TASK OBJECTIVE: Gather up every line from the entries below that uses the word "Bloomberg".

+ + + +

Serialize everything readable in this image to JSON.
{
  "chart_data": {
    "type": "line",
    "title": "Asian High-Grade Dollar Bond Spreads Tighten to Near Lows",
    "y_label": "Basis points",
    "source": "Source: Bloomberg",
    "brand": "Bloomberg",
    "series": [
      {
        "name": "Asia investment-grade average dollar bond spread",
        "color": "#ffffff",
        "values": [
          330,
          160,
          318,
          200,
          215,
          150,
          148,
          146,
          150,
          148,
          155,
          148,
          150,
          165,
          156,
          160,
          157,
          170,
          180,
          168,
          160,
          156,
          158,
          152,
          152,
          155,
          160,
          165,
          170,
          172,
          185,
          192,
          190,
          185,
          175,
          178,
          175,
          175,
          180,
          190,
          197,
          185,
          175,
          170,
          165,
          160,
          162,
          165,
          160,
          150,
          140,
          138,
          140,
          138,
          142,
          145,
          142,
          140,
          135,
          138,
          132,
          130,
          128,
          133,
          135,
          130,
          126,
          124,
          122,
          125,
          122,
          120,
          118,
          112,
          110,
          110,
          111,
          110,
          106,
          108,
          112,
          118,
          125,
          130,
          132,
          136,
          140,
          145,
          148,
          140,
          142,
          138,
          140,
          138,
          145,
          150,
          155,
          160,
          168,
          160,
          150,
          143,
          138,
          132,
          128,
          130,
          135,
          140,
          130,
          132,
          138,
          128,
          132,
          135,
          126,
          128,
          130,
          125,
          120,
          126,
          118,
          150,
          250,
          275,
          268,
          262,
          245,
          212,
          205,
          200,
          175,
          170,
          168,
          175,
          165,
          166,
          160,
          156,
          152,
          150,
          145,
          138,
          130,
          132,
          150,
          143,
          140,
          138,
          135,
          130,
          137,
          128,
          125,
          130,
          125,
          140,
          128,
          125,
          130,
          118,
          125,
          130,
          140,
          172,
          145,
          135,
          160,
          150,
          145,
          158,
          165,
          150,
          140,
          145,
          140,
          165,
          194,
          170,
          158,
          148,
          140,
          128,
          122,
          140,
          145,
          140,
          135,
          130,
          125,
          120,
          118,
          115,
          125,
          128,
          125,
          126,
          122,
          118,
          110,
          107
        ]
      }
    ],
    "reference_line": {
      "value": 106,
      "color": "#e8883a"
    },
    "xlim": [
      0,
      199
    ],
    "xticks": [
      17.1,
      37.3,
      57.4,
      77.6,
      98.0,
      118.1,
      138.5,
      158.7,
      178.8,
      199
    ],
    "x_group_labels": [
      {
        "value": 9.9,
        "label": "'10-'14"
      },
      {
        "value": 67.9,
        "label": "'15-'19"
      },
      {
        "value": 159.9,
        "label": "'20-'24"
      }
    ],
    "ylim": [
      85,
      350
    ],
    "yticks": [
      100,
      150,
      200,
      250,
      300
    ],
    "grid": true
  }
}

+ + + +

EXERCISE OUTPUT:
    "source": "Source: Bloomberg",
    "brand": "Bloomberg",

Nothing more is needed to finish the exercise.